■ **Document passage**
--- START ---

Sentimentality, the ostentatious parading of excessive and spurious emotion, is the mark of dishonesty, the inability to feel; the wet eyes of the sentimentalist betray his aversion to experience, his fear of life, his arid heart; and it is always, therefore, the signal of secret and violent inhumanity, the mask of cruelty.

The “protest novel” under discussion in this essay is Uncle Tom’s Cabin, which Baldwin justly condemns for its unconsciously racist portrayal of African Americans. But I wonder about the justice of his implication that the novel’s failures indicate that Harriet Beecher Stowe was possessed of a “secret and violent inhumanity,” that her self-contradictory attempt to portray the evils of slavery was above all else “cruelty.” Does it really make sense to imply that even the most extreme sentimentalists – greeting card poets and romance novelists – have the psychological profiles of serial killers?
I have taught Baldwin’s essay for a number of years, and never once have any of my students balked at his definition of sentimentality. On the contrary, they seem to find it invigorating. I myself find it invigorating. Why is this? Why is it so easy for us to invest passion in a term we can just barely define? Partly, I think, because of the term’s very imprecision. “Sentimentality” is an abstract noun, referring to nothing that can be seen or touched, but to a concept, a belief – or, really, to an ideal in negative. And, for better or worse, the human species has never had difficulty investing emotion in ideals. Arguably, the more difficult it is to translate any given ideal into specific action or a way of living, the greater the passion with which we tend to assert it.

--- END ---

■ **Information supplied**
--- START ---

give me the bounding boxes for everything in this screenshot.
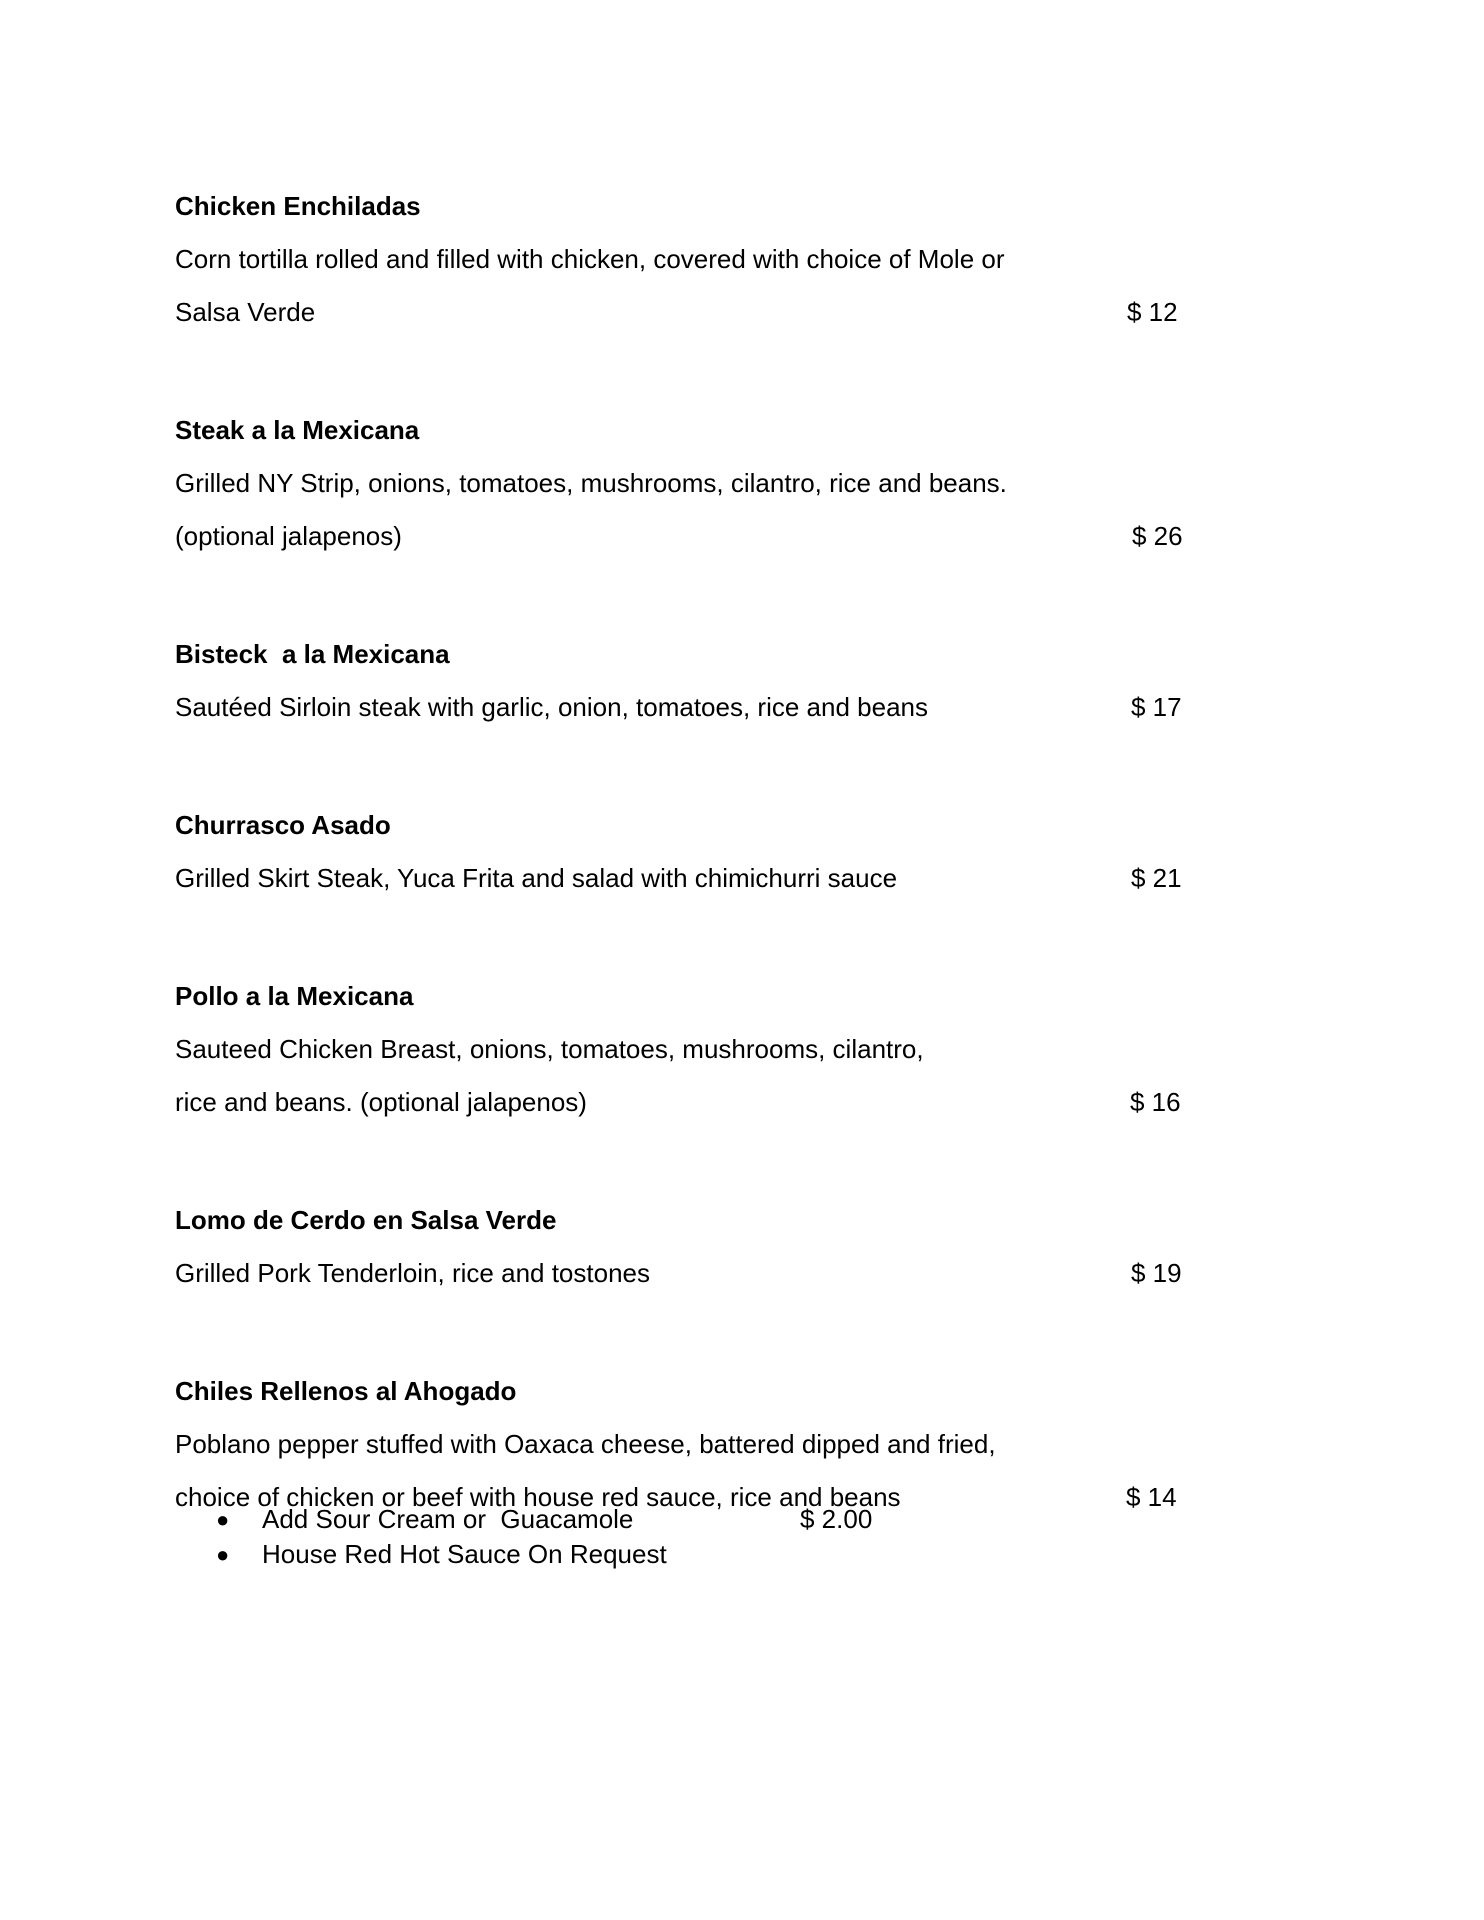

--- END ---

■ **The tasks**
- a) Do these statements agree with the essay excerpt on Baldwin and sentimentality? For each, answer yes or no and quote the words from the excerpt that decide it.
(i) The protest novel that Baldwin's essay discusses is Uncle Tom’s Cabin.
(ii) The writer's students have often objected to Baldwin's definition of sentimentality.
(iii) The writer describes "sentimentality" as an abstract noun.
- b) Could you go on with the essay excerpt on Baldwin and sentimentality, picking up after its final sentence?

■ **Expected outputs**
- a)
(i) Yes: "The “protest novel” under discussion in this essay is Uncle Tom’s Cabin"
(ii) No: "never once have any of my students balked at his definition of sentimentality"
(iii) Yes: "“Sentimentality” is an abstract noun"

- b)
2
ONE OF MY earliest favorite poems by Czeslaw Milosz was “Dedication,” which contains the following lines:
What is poetry which does not save
Nations or people?
A connivance with official lies,
A song of drunkards whose throats will be cut in a moment...

As a young writer, I felt both inspired and challenged by these lines. A determination rose within me that my writing never be a “connivance with official lies,” and I hoped that someday my words might, in some incremental way, play a role in the salvation of nations and people. This poem made me feel good, and it filled me with worthy ambition. But thinking back on my earliest readings of it, I realize that I was less drawn to Milosz’s assertions by their merits than by my fear that they might not be true.
This was during the early 1970s, when the U.S. was still deep in its bloody, pointless venture in Vietnam, a time when I was being reminded daily by leaflets, rock songs, the evening news, and by my own eyes that all over the world, including in the very city where I lived, people were unnecessarily and unjustly suffering and dying. This was a time during which I was actually awoken one morning by a student proclaiming through a bullhorn on the field outside my dorm, “This your conscience speaking! While you were asleep eighty-seven Vietnamese children were murdered by napalm.”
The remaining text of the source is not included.